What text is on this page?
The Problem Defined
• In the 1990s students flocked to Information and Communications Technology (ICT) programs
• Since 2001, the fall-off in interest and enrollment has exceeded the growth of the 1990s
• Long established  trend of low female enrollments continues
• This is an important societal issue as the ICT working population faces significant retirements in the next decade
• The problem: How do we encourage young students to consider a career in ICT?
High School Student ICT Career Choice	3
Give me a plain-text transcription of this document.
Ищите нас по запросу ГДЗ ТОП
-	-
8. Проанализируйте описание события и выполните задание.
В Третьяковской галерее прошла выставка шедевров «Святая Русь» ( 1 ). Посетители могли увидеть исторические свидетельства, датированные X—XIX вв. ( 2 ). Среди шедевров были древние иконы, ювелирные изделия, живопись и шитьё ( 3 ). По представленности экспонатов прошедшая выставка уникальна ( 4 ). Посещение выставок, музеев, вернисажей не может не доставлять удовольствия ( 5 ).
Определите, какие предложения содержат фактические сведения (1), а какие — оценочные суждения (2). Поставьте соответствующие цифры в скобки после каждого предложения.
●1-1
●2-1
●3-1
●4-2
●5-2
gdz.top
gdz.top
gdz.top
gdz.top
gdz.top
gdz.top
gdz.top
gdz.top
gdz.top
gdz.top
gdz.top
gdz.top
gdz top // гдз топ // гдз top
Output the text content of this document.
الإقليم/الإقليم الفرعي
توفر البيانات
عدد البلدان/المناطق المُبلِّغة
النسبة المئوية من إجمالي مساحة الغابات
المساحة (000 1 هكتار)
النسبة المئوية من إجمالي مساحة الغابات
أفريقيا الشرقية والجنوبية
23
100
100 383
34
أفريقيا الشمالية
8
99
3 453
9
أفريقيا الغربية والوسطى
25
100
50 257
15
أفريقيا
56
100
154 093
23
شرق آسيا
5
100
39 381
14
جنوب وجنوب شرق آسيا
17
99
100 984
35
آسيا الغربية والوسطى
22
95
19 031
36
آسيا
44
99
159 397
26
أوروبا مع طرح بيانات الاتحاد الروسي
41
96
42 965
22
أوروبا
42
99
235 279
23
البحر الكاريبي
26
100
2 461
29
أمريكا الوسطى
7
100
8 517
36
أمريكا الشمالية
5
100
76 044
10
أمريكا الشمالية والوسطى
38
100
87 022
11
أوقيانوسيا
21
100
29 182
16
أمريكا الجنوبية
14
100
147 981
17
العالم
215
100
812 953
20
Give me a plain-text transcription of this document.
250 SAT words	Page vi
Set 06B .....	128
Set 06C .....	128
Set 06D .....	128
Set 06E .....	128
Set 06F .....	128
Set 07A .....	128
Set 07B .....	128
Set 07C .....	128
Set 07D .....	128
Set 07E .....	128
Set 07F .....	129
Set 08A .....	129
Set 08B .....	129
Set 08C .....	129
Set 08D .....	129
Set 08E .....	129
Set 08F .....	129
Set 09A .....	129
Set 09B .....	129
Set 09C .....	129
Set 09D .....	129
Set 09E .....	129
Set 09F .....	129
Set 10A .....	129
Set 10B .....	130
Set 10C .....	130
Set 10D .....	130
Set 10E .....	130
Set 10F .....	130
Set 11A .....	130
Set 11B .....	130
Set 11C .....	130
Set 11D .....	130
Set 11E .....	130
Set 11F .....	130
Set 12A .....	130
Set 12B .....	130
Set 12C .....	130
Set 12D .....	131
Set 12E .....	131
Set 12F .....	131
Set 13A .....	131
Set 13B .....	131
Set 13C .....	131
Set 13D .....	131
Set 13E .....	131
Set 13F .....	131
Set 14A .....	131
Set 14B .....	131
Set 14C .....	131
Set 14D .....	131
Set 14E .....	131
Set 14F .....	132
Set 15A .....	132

Request. Write out every line of the records exactly.

Exercise answer.
What text is on this page?
The Problem Defined
• In the 1990s students flocked to Information and Communications Technology (ICT) programs
• Since 2001, the fall-off in interest and enrollment has exceeded the growth of the 1990s
• Long established  trend of low female enrollments continues
• This is an important societal issue as the ICT working population faces significant retirements in the next decade
• The problem: How do we encourage young students to consider a career in ICT?
High School Student ICT Career Choice	3
Give me a plain-text transcription of this document.
Ищите нас по запросу ГДЗ ТОП
-	-
8. Проанализируйте описание события и выполните задание.
В Третьяковской галерее прошла выставка шедевров «Святая Русь» ( 1 ). Посетители могли увидеть исторические свидетельства, датированные X—XIX вв. ( 2 ). Среди шедевров были древние иконы, ювелирные изделия, живопись и шитьё ( 3 ). По представленности экспонатов прошедшая выставка уникальна ( 4 ). Посещение выставок, музеев, вернисажей не может не доставлять удовольствия ( 5 ).
Определите, какие предложения содержат фактические сведения (1), а какие — оценочные суждения (2). Поставьте соответствующие цифры в скобки после каждого предложения.
●1-1
●2-1
●3-1
●4-2
●5-2
gdz.top
gdz.top
gdz.top
gdz.top
gdz.top
gdz.top
gdz.top
gdz.top
gdz.top
gdz.top
gdz.top
gdz.top
gdz top // гдз топ // гдз top
Output the text content of this document.
الإقليم/الإقليم الفرعي
توفر البيانات
عدد البلدان/المناطق المُبلِّغة
النسبة المئوية من إجمالي مساحة الغابات
المساحة (000 1 هكتار)
النسبة المئوية من إجمالي مساحة الغابات
أفريقيا الشرقية والجنوبية
23
100
100 383
34
أفريقيا الشمالية
8
99
3 453
9
أفريقيا الغربية والوسطى
25
100
50 257
15
أفريقيا
56
100
154 093
23
شرق آسيا
5
100
39 381
14
جنوب وجنوب شرق آسيا
17
99
100 984
35
آسيا الغربية والوسطى
22
95
19 031
36
آسيا
44
99
159 397
26
أوروبا مع طرح بيانات الاتحاد الروسي
41
96
42 965
22
أوروبا
42
99
235 279
23
البحر الكاريبي
26
100
2 461
29
أمريكا الوسطى
7
100
8 517
36
أمريكا الشمالية
5
100
76 044
10
أمريكا الشمالية والوسطى
38
100
87 022
11
أوقيانوسيا
21
100
29 182
16
أمريكا الجنوبية
14
100
147 981
17
العالم
215
100
812 953
20
Give me a plain-text transcription of this document.
250 SAT words	Page vi
Set 06B .....	128
Set 06C .....	128
Set 06D .....	128
Set 06E .....	128
Set 06F .....	128
Set 07A .....	128
Set 07B .....	128
Set 07C .....	128
Set 07D .....	128
Set 07E .....	128
Set 07F .....	129
Set 08A .....	129
Set 08B .....	129
Set 08C .....	129
Set 08D .....	129
Set 08E .....	129
Set 08F .....	129
Set 09A .....	129
Set 09B .....	129
Set 09C .....	129
Set 09D .....	129
Set 09E .....	129
Set 09F .....	129
Set 10A .....	129
Set 10B .....	130
Set 10C .....	130
Set 10D .....	130
Set 10E .....	130
Set 10F .....	130
Set 11A .....	130
Set 11B .....	130
Set 11C .....	130
Set 11D .....	130
Set 11E .....	130
Set 11F .....	130
Set 12A .....	130
Set 12B .....	130
Set 12C .....	130
Set 12D .....	131
Set 12E .....	131
Set 12F .....	131
Set 13A .....	131
Set 13B .....	131
Set 13C .....	131
Set 13D .....	131
Set 13E .....	131
Set 13F .....	131
Set 14A .....	131
Set 14B .....	131
Set 14C .....	131
Set 14D .....	131
Set 14E .....	131
Set 14F .....	132
Set 15A .....	132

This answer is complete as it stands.